BEGIN

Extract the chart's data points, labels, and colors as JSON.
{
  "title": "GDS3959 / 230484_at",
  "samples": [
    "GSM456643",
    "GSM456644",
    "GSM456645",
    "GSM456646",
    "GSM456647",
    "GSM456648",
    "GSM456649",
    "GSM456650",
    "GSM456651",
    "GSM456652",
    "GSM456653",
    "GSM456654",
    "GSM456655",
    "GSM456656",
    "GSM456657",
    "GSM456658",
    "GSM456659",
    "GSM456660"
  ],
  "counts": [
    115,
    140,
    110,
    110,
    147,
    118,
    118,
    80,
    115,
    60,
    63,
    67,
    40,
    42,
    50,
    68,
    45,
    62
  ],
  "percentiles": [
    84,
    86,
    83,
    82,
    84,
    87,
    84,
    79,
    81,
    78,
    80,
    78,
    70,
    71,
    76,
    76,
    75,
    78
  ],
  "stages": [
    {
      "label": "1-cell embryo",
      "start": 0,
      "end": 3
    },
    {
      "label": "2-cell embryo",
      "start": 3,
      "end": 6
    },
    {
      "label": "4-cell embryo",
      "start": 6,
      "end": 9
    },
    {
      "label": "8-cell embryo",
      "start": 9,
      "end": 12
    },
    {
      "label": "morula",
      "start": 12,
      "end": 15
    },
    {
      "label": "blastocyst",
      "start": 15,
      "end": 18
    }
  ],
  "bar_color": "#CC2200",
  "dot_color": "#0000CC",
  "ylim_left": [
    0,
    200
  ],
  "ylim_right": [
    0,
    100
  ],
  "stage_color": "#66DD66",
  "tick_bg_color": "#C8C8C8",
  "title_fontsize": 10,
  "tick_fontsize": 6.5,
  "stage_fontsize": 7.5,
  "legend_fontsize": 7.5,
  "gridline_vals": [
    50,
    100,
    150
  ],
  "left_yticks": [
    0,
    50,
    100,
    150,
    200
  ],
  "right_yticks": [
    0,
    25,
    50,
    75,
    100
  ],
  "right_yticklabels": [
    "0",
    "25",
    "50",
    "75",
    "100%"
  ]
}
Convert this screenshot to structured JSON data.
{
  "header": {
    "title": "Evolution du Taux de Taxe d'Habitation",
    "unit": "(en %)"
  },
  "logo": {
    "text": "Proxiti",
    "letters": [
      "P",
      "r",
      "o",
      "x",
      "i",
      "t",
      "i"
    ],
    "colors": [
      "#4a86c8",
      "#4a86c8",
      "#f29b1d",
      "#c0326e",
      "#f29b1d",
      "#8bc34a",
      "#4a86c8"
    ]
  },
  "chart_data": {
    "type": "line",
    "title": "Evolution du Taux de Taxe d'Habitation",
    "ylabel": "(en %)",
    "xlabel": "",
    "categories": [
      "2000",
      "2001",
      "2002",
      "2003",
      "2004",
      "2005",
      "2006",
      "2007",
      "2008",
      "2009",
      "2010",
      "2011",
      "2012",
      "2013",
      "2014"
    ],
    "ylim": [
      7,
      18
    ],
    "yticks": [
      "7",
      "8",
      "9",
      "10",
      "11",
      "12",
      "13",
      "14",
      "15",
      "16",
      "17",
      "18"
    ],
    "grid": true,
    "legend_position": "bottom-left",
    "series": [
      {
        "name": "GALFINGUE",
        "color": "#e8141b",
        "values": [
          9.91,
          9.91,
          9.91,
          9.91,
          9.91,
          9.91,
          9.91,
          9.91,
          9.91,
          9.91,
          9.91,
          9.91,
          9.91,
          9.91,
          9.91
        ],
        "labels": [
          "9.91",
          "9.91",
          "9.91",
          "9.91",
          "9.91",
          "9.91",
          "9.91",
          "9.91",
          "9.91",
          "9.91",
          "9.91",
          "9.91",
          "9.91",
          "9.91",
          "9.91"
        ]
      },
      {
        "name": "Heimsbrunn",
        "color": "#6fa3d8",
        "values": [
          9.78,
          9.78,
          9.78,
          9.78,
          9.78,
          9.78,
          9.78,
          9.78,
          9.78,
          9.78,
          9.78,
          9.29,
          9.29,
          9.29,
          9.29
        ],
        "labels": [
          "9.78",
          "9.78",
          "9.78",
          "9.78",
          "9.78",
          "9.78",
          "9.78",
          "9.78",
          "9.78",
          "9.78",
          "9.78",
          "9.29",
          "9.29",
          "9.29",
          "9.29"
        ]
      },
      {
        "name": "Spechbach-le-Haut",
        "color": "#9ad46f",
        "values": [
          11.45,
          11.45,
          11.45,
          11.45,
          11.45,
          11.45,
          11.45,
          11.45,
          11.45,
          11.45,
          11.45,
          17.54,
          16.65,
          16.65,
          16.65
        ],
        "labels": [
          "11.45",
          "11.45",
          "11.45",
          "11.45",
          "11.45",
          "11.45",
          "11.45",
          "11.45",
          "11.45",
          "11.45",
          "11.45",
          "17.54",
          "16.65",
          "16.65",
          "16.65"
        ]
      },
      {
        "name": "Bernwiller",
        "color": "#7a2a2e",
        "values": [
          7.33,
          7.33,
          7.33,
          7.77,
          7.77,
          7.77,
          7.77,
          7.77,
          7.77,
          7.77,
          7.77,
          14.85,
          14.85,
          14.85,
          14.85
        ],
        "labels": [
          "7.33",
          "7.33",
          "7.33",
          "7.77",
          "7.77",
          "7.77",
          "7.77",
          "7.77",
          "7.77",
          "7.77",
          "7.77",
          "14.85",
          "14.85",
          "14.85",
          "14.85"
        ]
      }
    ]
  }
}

END

**What the task requires:** Within the listing above, copy each line that has the string "name".

**Solution to the problem:**
        "name": "GALFINGUE",
        "name": "Heimsbrunn",
        "name": "Spechbach-le-Haut",
        "name": "Bernwiller",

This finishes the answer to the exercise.